TASK 1:
Answer these about the MuLA text that follows:
(a) What name does the acronym MuLA stand for?
(b) In the human parsing result S, which category does the label 0 represent?
(c) What does N denote in the body joint notation J?

SUPPLIED PASSAGE:
-------

Introduction
Human parsing and pose estimation are two challenging tasks for human body configuration analysis, and these two tasks are highly correlated and could provide beneficial clues for each other. Human pose can offer structure information for body part segmentation and labeling, while human parsing can facilitate localizing body joints.
However, existing methods usually train the task-specific models separately and leverage the guidance information for post-processing.
This paper proposes a novel Mutual Learning to Adapt (MuLA) model to exploit mutual guidance information between human parsing and pose estimation in both training and inference phases. This model:
- Introduce a learning to adapt mechanism where the guidance inforamtion from one task can be transffered to modify model parameters for the other parallel task.
- Capable of recurrently performing model adaptation and continously refining both models
Model
Given the notations:
$I\in R^{H\times W\times 3}$: an RGB image with height H and width W
$S={s_i}_{i=1}^{H\times W}$: the human parsing result of I, where $s_i\in{0,\dots,P}$ is the semantic part label of the $i$th pixel and $P$ is the total number of semantic part categories (0 represents the background category)
$J = {(x_i, y_i)}_{i=1}^N$: the body joint locations of the human instance in I, where $(x_i, y_i)$ represents the spatial coordinates of $i$th body joints and $N$ is the number of joint categories.
The proposed MuLA aims at simulataneously predicting human parsing $S$ and pose $J$ via fully expoliting their mutual benefits.

-------

TASK 2: Please duplicate everything in the records from the line that contains "svg-text:40: 40 (487, 133, 493, 139)" down to the line that contains "svg-text:feet: feet (486, 43, 495, 49)", both lines included.

-------

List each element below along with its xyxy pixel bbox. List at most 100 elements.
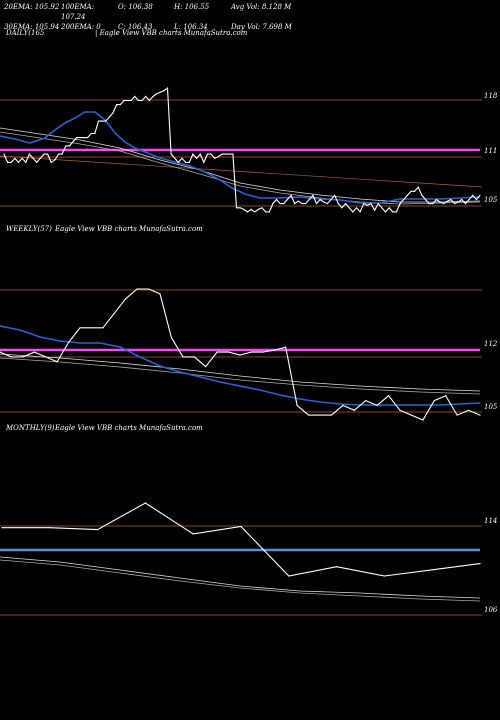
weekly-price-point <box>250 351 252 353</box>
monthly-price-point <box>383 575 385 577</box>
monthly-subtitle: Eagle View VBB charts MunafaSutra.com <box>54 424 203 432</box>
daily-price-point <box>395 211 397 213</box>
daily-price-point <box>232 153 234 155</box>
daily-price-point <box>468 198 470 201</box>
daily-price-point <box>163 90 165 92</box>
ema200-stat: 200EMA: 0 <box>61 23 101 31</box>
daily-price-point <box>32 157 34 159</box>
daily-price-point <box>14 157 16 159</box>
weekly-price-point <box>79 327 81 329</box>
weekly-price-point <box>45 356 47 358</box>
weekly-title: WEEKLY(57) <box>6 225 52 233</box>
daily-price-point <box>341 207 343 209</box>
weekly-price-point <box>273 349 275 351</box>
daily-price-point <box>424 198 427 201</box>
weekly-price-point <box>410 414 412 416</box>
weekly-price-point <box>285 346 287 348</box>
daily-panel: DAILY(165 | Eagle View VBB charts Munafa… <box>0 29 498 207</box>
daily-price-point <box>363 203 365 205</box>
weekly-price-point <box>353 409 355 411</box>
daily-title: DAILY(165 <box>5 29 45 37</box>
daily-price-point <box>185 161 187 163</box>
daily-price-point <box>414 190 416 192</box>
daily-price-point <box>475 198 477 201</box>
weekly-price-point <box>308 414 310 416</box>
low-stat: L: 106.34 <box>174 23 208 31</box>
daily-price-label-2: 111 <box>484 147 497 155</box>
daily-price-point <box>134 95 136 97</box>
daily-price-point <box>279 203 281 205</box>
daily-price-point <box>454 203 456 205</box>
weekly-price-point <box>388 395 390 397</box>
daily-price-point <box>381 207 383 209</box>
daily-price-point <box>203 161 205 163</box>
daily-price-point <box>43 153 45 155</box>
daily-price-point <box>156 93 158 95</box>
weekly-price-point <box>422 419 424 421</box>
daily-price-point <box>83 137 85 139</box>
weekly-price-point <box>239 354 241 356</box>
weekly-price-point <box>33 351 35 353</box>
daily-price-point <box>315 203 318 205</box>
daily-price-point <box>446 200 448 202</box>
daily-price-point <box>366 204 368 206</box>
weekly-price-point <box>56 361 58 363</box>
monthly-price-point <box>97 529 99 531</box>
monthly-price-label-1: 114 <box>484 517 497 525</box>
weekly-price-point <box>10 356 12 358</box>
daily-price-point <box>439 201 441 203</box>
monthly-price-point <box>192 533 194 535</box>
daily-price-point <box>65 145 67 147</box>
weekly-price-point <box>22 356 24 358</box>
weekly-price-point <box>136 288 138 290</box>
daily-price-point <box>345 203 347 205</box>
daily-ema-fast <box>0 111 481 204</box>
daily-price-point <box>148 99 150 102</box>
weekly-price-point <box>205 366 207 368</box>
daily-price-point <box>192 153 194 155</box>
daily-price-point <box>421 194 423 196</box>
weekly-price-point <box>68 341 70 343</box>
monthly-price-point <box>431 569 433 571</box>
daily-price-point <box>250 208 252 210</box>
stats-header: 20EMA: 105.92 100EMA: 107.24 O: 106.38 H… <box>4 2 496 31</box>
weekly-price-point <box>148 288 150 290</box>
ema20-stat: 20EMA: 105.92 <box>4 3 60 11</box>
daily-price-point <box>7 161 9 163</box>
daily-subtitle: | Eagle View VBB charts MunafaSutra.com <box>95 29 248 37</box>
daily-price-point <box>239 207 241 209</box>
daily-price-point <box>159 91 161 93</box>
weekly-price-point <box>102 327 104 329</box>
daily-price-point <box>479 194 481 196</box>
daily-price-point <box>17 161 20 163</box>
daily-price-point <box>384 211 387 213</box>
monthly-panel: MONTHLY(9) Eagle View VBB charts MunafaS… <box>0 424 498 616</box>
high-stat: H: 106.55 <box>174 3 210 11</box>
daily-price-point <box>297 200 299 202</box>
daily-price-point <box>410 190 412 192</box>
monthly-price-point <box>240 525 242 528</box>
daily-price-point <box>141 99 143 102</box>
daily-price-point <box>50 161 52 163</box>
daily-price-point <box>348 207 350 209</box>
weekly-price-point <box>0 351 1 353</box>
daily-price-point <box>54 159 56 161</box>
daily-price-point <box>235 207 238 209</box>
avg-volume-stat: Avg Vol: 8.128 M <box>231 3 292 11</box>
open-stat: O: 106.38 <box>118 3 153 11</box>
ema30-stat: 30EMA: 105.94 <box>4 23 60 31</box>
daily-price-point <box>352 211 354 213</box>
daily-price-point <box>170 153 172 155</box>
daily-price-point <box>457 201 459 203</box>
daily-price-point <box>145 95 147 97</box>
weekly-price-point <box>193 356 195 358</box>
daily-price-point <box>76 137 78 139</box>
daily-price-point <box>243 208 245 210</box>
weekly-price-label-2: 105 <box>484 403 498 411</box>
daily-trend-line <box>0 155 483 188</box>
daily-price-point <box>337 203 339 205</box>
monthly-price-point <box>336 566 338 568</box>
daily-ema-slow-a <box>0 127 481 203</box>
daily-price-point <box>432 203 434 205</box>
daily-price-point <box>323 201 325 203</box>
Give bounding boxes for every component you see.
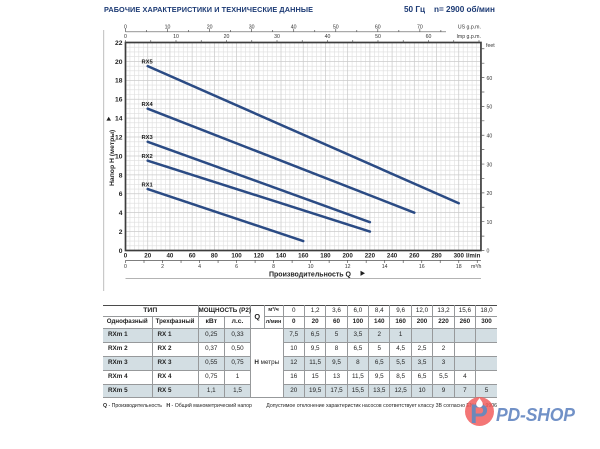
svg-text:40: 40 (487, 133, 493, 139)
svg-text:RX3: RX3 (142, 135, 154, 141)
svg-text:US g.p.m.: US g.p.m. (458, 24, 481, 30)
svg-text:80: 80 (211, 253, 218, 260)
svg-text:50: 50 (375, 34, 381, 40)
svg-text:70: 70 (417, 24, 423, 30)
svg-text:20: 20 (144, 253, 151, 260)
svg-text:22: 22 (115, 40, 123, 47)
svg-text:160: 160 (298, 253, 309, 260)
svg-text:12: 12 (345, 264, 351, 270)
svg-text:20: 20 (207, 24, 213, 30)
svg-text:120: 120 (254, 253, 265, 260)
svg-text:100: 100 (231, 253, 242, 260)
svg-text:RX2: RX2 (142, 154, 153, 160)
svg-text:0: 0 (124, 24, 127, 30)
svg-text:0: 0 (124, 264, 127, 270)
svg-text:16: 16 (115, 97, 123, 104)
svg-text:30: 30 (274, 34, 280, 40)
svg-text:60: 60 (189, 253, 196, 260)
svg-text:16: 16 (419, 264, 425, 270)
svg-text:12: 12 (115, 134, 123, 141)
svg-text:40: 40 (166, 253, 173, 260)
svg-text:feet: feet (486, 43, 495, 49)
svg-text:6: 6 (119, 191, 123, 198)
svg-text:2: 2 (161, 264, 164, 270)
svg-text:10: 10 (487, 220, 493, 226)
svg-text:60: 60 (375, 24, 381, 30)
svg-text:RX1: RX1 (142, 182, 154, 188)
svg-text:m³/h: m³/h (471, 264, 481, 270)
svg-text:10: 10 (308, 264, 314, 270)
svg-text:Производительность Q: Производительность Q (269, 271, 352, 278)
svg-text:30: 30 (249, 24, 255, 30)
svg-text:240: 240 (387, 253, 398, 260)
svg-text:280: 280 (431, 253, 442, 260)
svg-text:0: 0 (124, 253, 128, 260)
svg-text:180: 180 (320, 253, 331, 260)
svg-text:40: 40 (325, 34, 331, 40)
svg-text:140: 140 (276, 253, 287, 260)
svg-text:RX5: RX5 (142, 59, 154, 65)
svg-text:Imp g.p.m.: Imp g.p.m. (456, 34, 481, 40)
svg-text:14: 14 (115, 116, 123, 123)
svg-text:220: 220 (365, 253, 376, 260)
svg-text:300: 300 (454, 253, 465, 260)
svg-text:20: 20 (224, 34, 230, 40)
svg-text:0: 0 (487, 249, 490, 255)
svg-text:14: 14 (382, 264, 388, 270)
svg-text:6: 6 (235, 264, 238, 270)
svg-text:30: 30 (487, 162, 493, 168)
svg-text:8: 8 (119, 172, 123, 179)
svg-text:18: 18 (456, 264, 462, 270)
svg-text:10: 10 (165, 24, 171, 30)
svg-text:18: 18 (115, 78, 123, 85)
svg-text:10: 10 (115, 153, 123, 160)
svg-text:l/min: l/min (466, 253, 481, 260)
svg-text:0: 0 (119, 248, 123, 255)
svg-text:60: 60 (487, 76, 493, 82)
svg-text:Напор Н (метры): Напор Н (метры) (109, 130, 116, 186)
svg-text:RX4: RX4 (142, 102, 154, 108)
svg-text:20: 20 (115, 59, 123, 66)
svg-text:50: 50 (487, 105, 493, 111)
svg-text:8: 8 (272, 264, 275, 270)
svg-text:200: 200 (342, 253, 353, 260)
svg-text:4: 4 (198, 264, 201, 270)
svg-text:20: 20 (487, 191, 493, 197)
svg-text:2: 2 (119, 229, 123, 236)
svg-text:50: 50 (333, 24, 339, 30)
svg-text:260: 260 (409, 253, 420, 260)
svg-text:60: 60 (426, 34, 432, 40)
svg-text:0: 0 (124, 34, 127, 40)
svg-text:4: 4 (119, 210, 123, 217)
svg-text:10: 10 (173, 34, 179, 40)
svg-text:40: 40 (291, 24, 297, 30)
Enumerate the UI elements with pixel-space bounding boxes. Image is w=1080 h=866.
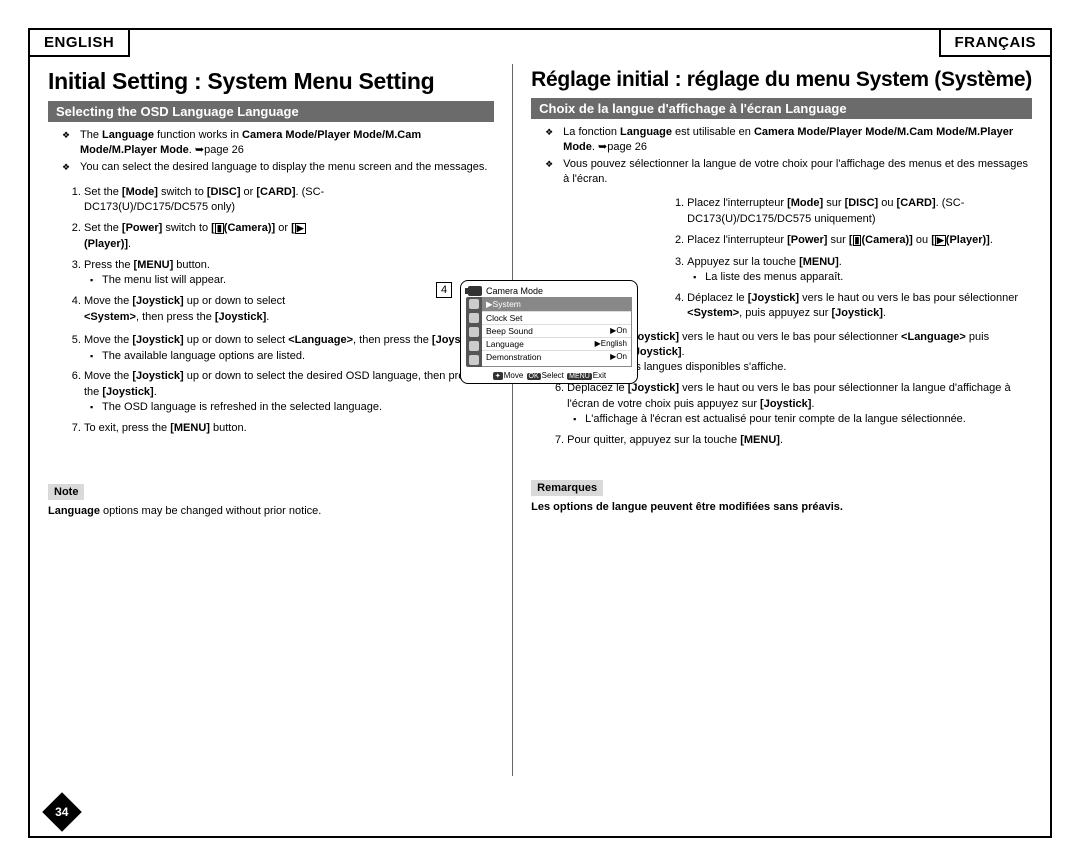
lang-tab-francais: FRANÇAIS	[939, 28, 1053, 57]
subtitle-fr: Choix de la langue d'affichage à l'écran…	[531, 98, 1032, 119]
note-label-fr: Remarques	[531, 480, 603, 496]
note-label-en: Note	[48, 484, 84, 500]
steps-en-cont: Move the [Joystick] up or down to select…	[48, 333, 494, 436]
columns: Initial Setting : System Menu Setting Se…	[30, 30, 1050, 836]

-------

WRITTEN SOLUTION 1:
(a) Mutual Learning to Adapt
(b) The background category
(c) The number of joint categories

WRITTEN SOLUTION 2:
svg-text:40: 40 (487, 133, 493, 139)
svg-text:RX3: RX3 (142, 135, 154, 141)
svg-text:US g.p.m.: US g.p.m. (458, 24, 481, 30)
svg-text:80: 80 (211, 253, 218, 260)
svg-text:50: 50 (375, 34, 381, 40)
svg-text:70: 70 (417, 24, 423, 30)
svg-text:20: 20 (144, 253, 151, 260)
svg-text:22: 22 (115, 40, 123, 47)
svg-text:160: 160 (298, 253, 309, 260)
svg-text:12: 12 (345, 264, 351, 270)
svg-text:20: 20 (207, 24, 213, 30)
svg-text:120: 120 (254, 253, 265, 260)
svg-text:100: 100 (231, 253, 242, 260)
svg-text:RX2: RX2 (142, 154, 153, 160)
svg-text:0: 0 (124, 24, 127, 30)
svg-text:0: 0 (124, 264, 127, 270)
svg-text:16: 16 (115, 97, 123, 104)
svg-text:30: 30 (274, 34, 280, 40)
svg-text:60: 60 (189, 253, 196, 260)
svg-text:16: 16 (419, 264, 425, 270)
svg-text:12: 12 (115, 134, 123, 141)
svg-text:40: 40 (166, 253, 173, 260)
svg-text:feet: feet (486, 43, 495, 49)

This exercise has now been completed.